What this task involves> Write down each entry again, exactly as it reads.

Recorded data
-*-*-

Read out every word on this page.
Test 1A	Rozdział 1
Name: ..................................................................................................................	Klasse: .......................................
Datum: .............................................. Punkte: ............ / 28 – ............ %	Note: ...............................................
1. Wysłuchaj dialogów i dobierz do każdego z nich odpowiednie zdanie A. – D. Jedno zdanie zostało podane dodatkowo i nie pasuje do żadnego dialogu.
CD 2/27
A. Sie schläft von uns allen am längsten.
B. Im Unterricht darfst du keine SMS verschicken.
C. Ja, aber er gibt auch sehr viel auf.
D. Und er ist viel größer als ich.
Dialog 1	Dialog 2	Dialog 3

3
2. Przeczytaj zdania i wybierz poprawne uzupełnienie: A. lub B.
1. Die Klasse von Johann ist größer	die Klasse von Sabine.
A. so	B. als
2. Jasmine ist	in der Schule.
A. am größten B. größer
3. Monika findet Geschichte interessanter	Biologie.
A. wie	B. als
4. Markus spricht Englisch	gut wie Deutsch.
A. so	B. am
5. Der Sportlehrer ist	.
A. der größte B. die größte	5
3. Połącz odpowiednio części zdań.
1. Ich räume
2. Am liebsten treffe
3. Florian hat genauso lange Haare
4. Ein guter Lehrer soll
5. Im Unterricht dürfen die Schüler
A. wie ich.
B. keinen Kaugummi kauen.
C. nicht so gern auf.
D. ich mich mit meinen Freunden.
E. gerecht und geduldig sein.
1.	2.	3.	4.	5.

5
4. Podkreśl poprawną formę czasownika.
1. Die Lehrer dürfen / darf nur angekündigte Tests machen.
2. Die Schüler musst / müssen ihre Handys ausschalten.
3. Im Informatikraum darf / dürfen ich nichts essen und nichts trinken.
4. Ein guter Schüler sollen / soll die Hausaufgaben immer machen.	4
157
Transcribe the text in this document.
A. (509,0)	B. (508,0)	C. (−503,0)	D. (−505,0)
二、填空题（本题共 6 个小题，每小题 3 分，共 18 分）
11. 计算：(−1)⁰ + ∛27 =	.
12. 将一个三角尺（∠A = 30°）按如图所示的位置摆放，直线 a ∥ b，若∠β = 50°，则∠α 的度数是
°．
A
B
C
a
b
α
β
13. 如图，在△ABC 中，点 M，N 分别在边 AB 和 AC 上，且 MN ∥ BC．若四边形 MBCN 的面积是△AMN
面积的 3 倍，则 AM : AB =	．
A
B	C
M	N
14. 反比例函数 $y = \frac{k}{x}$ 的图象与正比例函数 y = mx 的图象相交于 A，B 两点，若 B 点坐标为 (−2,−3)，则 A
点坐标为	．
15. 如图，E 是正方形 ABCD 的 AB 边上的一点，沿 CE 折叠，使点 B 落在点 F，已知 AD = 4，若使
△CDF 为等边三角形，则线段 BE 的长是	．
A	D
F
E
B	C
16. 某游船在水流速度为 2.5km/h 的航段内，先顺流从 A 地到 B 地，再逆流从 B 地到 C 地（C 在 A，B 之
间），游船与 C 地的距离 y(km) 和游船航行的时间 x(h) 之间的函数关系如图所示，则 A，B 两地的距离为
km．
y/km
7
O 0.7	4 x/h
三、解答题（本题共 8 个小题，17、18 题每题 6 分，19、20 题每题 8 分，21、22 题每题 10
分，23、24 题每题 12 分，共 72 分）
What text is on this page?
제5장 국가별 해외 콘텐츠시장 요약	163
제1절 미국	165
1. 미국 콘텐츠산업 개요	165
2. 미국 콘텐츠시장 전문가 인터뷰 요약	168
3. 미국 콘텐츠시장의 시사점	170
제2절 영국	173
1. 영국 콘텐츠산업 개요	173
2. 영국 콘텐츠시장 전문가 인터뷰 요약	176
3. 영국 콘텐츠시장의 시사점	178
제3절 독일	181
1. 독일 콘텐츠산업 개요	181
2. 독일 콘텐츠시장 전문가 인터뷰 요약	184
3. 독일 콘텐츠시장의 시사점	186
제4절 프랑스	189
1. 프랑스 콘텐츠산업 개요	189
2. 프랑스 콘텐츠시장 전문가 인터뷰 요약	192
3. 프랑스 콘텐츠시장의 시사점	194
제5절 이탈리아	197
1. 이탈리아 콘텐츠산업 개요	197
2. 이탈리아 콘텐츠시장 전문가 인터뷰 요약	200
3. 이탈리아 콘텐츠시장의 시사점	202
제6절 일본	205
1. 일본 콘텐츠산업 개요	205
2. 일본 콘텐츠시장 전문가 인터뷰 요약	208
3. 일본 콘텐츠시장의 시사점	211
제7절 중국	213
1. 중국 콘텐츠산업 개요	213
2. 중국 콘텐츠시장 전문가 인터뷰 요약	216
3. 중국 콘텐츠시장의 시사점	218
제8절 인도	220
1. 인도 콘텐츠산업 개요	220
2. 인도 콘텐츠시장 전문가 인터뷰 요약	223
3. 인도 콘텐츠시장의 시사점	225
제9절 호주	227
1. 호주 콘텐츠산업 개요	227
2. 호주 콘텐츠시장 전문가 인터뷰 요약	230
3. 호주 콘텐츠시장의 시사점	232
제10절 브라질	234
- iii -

-*-*-

The response>
Read out every word on this page.
Test 1A	Rozdział 1
Name: ..................................................................................................................	Klasse: .......................................
Datum: .............................................. Punkte: ............ / 28 – ............ %	Note: ...............................................
1. Wysłuchaj dialogów i dobierz do każdego z nich odpowiednie zdanie A. – D. Jedno zdanie zostało podane dodatkowo i nie pasuje do żadnego dialogu.
CD 2/27
A. Sie schläft von uns allen am längsten.
B. Im Unterricht darfst du keine SMS verschicken.
C. Ja, aber er gibt auch sehr viel auf.
D. Und er ist viel größer als ich.
Dialog 1	Dialog 2	Dialog 3

3
2. Przeczytaj zdania i wybierz poprawne uzupełnienie: A. lub B.
1. Die Klasse von Johann ist größer	die Klasse von Sabine.
A. so	B. als
2. Jasmine ist	in der Schule.
A. am größten B. größer
3. Monika findet Geschichte interessanter	Biologie.
A. wie	B. als
4. Markus spricht Englisch	gut wie Deutsch.
A. so	B. am
5. Der Sportlehrer ist	.
A. der größte B. die größte	5
3. Połącz odpowiednio części zdań.
1. Ich räume
2. Am liebsten treffe
3. Florian hat genauso lange Haare
4. Ein guter Lehrer soll
5. Im Unterricht dürfen die Schüler
A. wie ich.
B. keinen Kaugummi kauen.
C. nicht so gern auf.
D. ich mich mit meinen Freunden.
E. gerecht und geduldig sein.
1.	2.	3.	4.	5.

5
4. Podkreśl poprawną formę czasownika.
1. Die Lehrer dürfen / darf nur angekündigte Tests machen.
2. Die Schüler musst / müssen ihre Handys ausschalten.
3. Im Informatikraum darf / dürfen ich nichts essen und nichts trinken.
4. Ein guter Schüler sollen / soll die Hausaufgaben immer machen.	4
157
Transcribe the text in this document.
A. (509,0)	B. (508,0)	C. (−503,0)	D. (−505,0)
二、填空题（本题共 6 个小题，每小题 3 分，共 18 分）
11. 计算：(−1)⁰ + ∛27 =	.
12. 将一个三角尺（∠A = 30°）按如图所示的位置摆放，直线 a ∥ b，若∠β = 50°，则∠α 的度数是
°．
A
B
C
a
b
α
β
13. 如图，在△ABC 中，点 M，N 分别在边 AB 和 AC 上，且 MN ∥ BC．若四边形 MBCN 的面积是△AMN
面积的 3 倍，则 AM : AB =	．
A
B	C
M	N
14. 反比例函数 $y = \frac{k}{x}$ 的图象与正比例函数 y = mx 的图象相交于 A，B 两点，若 B 点坐标为 (−2,−3)，则 A
点坐标为	．
15. 如图，E 是正方形 ABCD 的 AB 边上的一点，沿 CE 折叠，使点 B 落在点 F，已知 AD = 4，若使
△CDF 为等边三角形，则线段 BE 的长是	．
A	D
F
E
B	C
16. 某游船在水流速度为 2.5km/h 的航段内，先顺流从 A 地到 B 地，再逆流从 B 地到 C 地（C 在 A，B 之
间），游船与 C 地的距离 y(km) 和游船航行的时间 x(h) 之间的函数关系如图所示，则 A，B 两地的距离为
km．
y/km
7
O 0.7	4 x/h
三、解答题（本题共 8 个小题，17、18 题每题 6 分，19、20 题每题 8 分，21、22 题每题 10
分，23、24 题每题 12 分，共 72 分）
What text is on this page?
제5장 국가별 해외 콘텐츠시장 요약	163
제1절 미국	165
1. 미국 콘텐츠산업 개요	165
2. 미국 콘텐츠시장 전문가 인터뷰 요약	168
3. 미국 콘텐츠시장의 시사점	170
제2절 영국	173
1. 영국 콘텐츠산업 개요	173
2. 영국 콘텐츠시장 전문가 인터뷰 요약	176
3. 영국 콘텐츠시장의 시사점	178
제3절 독일	181
1. 독일 콘텐츠산업 개요	181
2. 독일 콘텐츠시장 전문가 인터뷰 요약	184
3. 독일 콘텐츠시장의 시사점	186
제4절 프랑스	189
1. 프랑스 콘텐츠산업 개요	189
2. 프랑스 콘텐츠시장 전문가 인터뷰 요약	192
3. 프랑스 콘텐츠시장의 시사점	194
제5절 이탈리아	197
1. 이탈리아 콘텐츠산업 개요	197
2. 이탈리아 콘텐츠시장 전문가 인터뷰 요약	200
3. 이탈리아 콘텐츠시장의 시사점	202
제6절 일본	205
1. 일본 콘텐츠산업 개요	205
2. 일본 콘텐츠시장 전문가 인터뷰 요약	208
3. 일본 콘텐츠시장의 시사점	211
제7절 중국	213
1. 중국 콘텐츠산업 개요	213
2. 중국 콘텐츠시장 전문가 인터뷰 요약	216
3. 중국 콘텐츠시장의 시사점	218
제8절 인도	220
1. 인도 콘텐츠산업 개요	220
2. 인도 콘텐츠시장 전문가 인터뷰 요약	223
3. 인도 콘텐츠시장의 시사점	225
제9절 호주	227
1. 호주 콘텐츠산업 개요	227
2. 호주 콘텐츠시장 전문가 인터뷰 요약	230
3. 호주 콘텐츠시장의 시사점	232
제10절 브라질	234
- iii -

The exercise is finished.